* _TEXT BLOCK_
The Food Industry and the U.S. Dietary Guidelines: Investigating Nutrition’s Most Powerful Players
Of the 14-member committee largely responsible for creating the U.S. dietary guidelines, 10 members have financial ties to the food and agriculture industries.
The Dietary Guidelines Advisory Committee, which is appointed by the Department of Agriculture, reviews nutritional research every five years. The committee’s report is ultimately translated into official nutrition advice, formerly the Food Pyramid and now MyPlate.
These are the guidelines that dictate food labeling and the contents of lunches for millions of schoolchildren. They also decide things like how much fat or sugar the government thinks it’s safe to eat.
With nearly three quarters of the DGAC collecting grants from industry interests, the potential for bias is real. And the lack of transparency inherent to the system means that the committee’s conflicts are kept largely under wraps.
Financial disclosures, though required by most prominent scientific journals, are not part of the dietary guidelines advisory report. An independent review of committee members’ published work over the past decade reveals ties to big players in meat, dairy and processed foods.
For example, University of Texas professor Steven Abrams serves on the advisory board of the Milk Processor Education Program, an industry group “committed to increasing fluid milk consumption.” Purdue’s Wayne Campbell published three industry-funded studies in 2015, and received funding or provided consulting services for multiple groups, including Kraft Foods and the National Cattleman’s Beef Association.
Committee vice chair Alice Lichtenstein has accepted research funding from the International Life Sciences Institute, which represents the interests of Coca-Cola, General Mills, Hershey and other junk food giants.
Speaking by phone from her office at Tufts University, she defends the committee’s process, saying there are checks and balances in place to prevent bias. “Personally, I didn’t feel that anyone had a conflict of interest that was trying to impact our report,” she says.
It’s important to note that it’s not uncommon for nutrition researchers to accept funding from industry groups. In the December 2016 issue of the American Journal of Clinical Nutrition, 27 percent of studies received some sort of industry backing.
Most papers include statements like “financial supporters had no role in the design or conduct of the study or in the collection, analysis, or interpretation of the data” along with their disclosures.

* _RECORDED INFORMATION_

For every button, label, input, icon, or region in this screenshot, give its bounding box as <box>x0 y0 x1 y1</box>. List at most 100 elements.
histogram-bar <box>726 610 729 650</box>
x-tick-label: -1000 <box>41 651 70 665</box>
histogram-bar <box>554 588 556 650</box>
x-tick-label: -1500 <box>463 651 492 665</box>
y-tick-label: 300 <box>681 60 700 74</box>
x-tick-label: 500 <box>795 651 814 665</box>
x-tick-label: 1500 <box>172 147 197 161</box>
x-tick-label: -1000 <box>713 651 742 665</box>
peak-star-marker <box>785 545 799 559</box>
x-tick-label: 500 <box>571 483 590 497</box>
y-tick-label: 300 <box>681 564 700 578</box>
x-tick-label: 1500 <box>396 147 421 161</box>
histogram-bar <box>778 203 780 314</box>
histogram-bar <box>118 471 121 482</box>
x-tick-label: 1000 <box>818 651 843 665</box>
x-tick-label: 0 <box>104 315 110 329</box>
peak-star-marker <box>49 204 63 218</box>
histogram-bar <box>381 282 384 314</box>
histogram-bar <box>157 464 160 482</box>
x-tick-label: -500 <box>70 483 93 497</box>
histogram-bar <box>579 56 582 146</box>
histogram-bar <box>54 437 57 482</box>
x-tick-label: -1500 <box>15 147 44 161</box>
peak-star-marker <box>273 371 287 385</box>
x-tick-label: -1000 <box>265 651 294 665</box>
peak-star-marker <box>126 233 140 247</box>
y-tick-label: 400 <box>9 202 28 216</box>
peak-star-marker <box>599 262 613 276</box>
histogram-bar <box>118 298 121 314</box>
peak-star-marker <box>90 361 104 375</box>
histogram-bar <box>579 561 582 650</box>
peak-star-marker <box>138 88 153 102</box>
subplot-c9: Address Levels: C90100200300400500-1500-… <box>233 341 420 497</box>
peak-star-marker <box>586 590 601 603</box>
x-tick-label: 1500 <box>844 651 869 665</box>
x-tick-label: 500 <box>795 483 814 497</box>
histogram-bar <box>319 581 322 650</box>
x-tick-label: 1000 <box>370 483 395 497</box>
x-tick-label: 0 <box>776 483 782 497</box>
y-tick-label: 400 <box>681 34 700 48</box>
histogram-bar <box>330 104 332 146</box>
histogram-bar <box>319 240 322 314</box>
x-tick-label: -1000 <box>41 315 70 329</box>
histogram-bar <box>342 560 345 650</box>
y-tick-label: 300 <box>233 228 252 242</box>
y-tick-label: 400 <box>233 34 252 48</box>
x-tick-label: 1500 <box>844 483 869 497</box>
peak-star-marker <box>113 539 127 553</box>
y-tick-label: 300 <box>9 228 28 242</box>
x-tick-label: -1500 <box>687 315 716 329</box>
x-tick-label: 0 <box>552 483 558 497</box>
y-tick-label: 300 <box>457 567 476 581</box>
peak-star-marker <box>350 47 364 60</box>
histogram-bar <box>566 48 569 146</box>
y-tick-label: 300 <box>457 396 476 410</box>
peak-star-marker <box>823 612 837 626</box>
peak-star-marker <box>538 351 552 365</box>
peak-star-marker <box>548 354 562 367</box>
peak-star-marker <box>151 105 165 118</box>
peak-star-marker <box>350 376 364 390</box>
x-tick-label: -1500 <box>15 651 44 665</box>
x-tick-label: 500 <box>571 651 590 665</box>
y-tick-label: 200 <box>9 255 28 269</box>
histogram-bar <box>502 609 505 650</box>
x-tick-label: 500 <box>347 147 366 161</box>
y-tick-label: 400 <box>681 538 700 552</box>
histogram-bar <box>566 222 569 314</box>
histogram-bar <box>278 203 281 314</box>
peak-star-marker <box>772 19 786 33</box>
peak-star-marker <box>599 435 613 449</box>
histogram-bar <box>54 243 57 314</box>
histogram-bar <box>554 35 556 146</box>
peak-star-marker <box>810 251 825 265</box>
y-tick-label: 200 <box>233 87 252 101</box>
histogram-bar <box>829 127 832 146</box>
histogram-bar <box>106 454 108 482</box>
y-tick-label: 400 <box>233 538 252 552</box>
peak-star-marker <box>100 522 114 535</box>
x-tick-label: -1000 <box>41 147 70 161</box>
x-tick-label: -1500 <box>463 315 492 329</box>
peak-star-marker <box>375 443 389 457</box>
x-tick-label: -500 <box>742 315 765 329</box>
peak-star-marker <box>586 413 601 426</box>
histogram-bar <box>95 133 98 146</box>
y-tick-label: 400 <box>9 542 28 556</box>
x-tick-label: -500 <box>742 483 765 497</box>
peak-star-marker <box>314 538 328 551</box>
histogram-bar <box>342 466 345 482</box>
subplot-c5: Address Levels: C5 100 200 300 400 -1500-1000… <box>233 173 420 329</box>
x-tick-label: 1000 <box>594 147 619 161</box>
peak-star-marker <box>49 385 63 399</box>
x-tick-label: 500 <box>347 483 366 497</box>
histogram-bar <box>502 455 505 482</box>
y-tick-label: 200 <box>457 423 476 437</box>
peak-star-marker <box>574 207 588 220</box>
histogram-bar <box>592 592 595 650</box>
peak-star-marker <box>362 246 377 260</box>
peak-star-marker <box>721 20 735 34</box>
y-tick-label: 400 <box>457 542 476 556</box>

* _WORK REQUEST_
Copy the passage in the article on the food industry and the U.S. dietary guidelines from "For example, University" to "Cattleman’s Beef Association.", word for word.

* _SOLUTION TO THIS PROBLEM_
For example, University of Texas professor Steven Abrams serves on the advisory board of the Milk Processor Education Program, an industry group “committed to increasing fluid milk consumption.” Purdue’s Wayne Campbell published three industry-funded studies in 2015, and received funding or provided consulting services for multiple groups, including Kraft Foods and the National Cattleman’s Beef Association.